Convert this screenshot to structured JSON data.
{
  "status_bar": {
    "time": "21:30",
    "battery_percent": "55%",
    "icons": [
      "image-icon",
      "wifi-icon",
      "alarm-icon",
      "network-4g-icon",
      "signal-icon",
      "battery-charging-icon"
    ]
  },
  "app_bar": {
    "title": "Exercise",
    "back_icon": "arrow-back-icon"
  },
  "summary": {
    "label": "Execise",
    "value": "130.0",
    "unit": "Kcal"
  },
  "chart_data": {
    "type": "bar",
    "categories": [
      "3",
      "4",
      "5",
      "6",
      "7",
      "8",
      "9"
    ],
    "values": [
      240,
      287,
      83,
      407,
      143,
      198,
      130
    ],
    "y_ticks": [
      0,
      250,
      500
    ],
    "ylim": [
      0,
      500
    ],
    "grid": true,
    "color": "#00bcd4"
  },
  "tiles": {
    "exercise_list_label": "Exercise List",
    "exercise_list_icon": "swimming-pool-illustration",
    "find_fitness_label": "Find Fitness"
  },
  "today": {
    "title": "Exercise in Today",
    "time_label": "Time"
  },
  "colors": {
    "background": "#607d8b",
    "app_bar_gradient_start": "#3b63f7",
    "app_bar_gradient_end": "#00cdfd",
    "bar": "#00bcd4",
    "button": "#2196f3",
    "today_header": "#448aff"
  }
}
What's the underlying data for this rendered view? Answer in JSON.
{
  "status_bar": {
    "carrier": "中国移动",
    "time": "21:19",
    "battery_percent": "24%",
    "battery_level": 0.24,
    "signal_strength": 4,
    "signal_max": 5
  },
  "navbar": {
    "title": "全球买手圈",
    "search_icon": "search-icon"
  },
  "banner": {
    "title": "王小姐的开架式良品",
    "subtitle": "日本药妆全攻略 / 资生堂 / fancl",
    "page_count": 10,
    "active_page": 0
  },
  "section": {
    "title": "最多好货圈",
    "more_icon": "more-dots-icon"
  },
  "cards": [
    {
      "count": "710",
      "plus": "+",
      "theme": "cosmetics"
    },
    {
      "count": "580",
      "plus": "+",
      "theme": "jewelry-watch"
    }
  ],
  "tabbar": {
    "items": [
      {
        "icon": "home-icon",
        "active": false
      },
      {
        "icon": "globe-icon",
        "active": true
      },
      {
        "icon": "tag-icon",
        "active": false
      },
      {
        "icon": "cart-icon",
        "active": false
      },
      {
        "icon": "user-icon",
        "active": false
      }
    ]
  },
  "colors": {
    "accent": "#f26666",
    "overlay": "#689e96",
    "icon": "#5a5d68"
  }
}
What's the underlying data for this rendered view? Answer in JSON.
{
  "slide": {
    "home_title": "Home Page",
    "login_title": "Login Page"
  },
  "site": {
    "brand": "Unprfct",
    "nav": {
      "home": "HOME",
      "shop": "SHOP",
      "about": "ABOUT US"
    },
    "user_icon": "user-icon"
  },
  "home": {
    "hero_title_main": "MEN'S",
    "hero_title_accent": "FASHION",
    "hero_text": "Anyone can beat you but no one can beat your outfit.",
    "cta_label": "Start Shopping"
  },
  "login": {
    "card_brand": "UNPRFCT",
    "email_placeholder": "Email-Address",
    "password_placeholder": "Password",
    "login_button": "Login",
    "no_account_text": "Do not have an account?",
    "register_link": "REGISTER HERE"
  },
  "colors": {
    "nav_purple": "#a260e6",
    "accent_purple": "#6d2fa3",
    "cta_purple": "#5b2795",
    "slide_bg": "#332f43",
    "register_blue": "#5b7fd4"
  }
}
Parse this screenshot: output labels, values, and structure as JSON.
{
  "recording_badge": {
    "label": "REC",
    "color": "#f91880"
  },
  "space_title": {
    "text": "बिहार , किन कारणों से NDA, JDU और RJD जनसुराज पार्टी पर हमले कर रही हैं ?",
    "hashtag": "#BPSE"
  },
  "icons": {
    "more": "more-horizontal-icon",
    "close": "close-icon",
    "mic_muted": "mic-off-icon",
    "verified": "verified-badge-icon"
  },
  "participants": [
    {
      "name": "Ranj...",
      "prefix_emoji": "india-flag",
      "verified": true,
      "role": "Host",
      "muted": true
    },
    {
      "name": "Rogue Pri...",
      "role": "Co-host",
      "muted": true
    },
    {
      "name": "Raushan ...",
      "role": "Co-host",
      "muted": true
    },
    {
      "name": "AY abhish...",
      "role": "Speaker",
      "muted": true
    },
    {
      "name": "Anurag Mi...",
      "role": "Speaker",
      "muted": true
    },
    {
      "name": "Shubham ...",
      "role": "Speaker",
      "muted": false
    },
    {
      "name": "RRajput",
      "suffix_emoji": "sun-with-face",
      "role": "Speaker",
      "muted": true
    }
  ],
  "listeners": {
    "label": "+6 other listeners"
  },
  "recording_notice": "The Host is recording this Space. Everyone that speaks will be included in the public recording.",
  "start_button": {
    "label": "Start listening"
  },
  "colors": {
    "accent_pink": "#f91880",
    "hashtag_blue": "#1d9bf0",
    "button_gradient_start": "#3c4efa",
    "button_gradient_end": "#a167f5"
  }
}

****

▶ **Problem statement**
Print out the whole listing exactly as it appears.

▶ **Output below**
Convert this screenshot to structured JSON data.
{
  "status_bar": {
    "time": "21:30",
    "battery_percent": "55%",
    "icons": [
      "image-icon",
      "wifi-icon",
      "alarm-icon",
      "network-4g-icon",
      "signal-icon",
      "battery-charging-icon"
    ]
  },
  "app_bar": {
    "title": "Exercise",
    "back_icon": "arrow-back-icon"
  },
  "summary": {
    "label": "Execise",
    "value": "130.0",
    "unit": "Kcal"
  },
  "chart_data": {
    "type": "bar",
    "categories": [
      "3",
      "4",
      "5",
      "6",
      "7",
      "8",
      "9"
    ],
    "values": [
      240,
      287,
      83,
      407,
      143,
      198,
      130
    ],
    "y_ticks": [
      0,
      250,
      500
    ],
    "ylim": [
      0,
      500
    ],
    "grid": true,
    "color": "#00bcd4"
  },
  "tiles": {
    "exercise_list_label": "Exercise List",
    "exercise_list_icon": "swimming-pool-illustration",
    "find_fitness_label": "Find Fitness"
  },
  "today": {
    "title": "Exercise in Today",
    "time_label": "Time"
  },
  "colors": {
    "background": "#607d8b",
    "app_bar_gradient_start": "#3b63f7",
    "app_bar_gradient_end": "#00cdfd",
    "bar": "#00bcd4",
    "button": "#2196f3",
    "today_header": "#448aff"
  }
}
What's the underlying data for this rendered view? Answer in JSON.
{
  "status_bar": {
    "carrier": "中国移动",
    "time": "21:19",
    "battery_percent": "24%",
    "battery_level": 0.24,
    "signal_strength": 4,
    "signal_max": 5
  },
  "navbar": {
    "title": "全球买手圈",
    "search_icon": "search-icon"
  },
  "banner": {
    "title": "王小姐的开架式良品",
    "subtitle": "日本药妆全攻略 / 资生堂 / fancl",
    "page_count": 10,
    "active_page": 0
  },
  "section": {
    "title": "最多好货圈",
    "more_icon": "more-dots-icon"
  },
  "cards": [
    {
      "count": "710",
      "plus": "+",
      "theme": "cosmetics"
    },
    {
      "count": "580",
      "plus": "+",
      "theme": "jewelry-watch"
    }
  ],
  "tabbar": {
    "items": [
      {
        "icon": "home-icon",
        "active": false
      },
      {
        "icon": "globe-icon",
        "active": true
      },
      {
        "icon": "tag-icon",
        "active": false
      },
      {
        "icon": "cart-icon",
        "active": false
      },
      {
        "icon": "user-icon",
        "active": false
      }
    ]
  },
  "colors": {
    "accent": "#f26666",
    "overlay": "#689e96",
    "icon": "#5a5d68"
  }
}
What's the underlying data for this rendered view? Answer in JSON.
{
  "slide": {
    "home_title": "Home Page",
    "login_title": "Login Page"
  },
  "site": {
    "brand": "Unprfct",
    "nav": {
      "home": "HOME",
      "shop": "SHOP",
      "about": "ABOUT US"
    },
    "user_icon": "user-icon"
  },
  "home": {
    "hero_title_main": "MEN'S",
    "hero_title_accent": "FASHION",
    "hero_text": "Anyone can beat you but no one can beat your outfit.",
    "cta_label": "Start Shopping"
  },
  "login": {
    "card_brand": "UNPRFCT",
    "email_placeholder": "Email-Address",
    "password_placeholder": "Password",
    "login_button": "Login",
    "no_account_text": "Do not have an account?",
    "register_link": "REGISTER HERE"
  },
  "colors": {
    "nav_purple": "#a260e6",
    "accent_purple": "#6d2fa3",
    "cta_purple": "#5b2795",
    "slide_bg": "#332f43",
    "register_blue": "#5b7fd4"
  }
}
Parse this screenshot: output labels, values, and structure as JSON.
{
  "recording_badge": {
    "label": "REC",
    "color": "#f91880"
  },
  "space_title": {
    "text": "बिहार , किन कारणों से NDA, JDU और RJD जनसुराज पार्टी पर हमले कर रही हैं ?",
    "hashtag": "#BPSE"
  },
  "icons": {
    "more": "more-horizontal-icon",
    "close": "close-icon",
    "mic_muted": "mic-off-icon",
    "verified": "verified-badge-icon"
  },
  "participants": [
    {
      "name": "Ranj...",
      "prefix_emoji": "india-flag",
      "verified": true,
      "role": "Host",
      "muted": true
    },
    {
      "name": "Rogue Pri...",
      "role": "Co-host",
      "muted": true
    },
    {
      "name": "Raushan ...",
      "role": "Co-host",
      "muted": true
    },
    {
      "name": "AY abhish...",
      "role": "Speaker",
      "muted": true
    },
    {
      "name": "Anurag Mi...",
      "role": "Speaker",
      "muted": true
    },
    {
      "name": "Shubham ...",
      "role": "Speaker",
      "muted": false
    },
    {
      "name": "RRajput",
      "suffix_emoji": "sun-with-face",
      "role": "Speaker",
      "muted": true
    }
  ],
  "listeners": {
    "label": "+6 other listeners"
  },
  "recording_notice": "The Host is recording this Space. Everyone that speaks will be included in the public recording.",
  "start_button": {
    "label": "Start listening"
  },
  "colors": {
    "accent_pink": "#f91880",
    "hashtag_blue": "#1d9bf0",
    "button_gradient_start": "#3c4efa",
    "button_gradient_end": "#a167f5"
  }
}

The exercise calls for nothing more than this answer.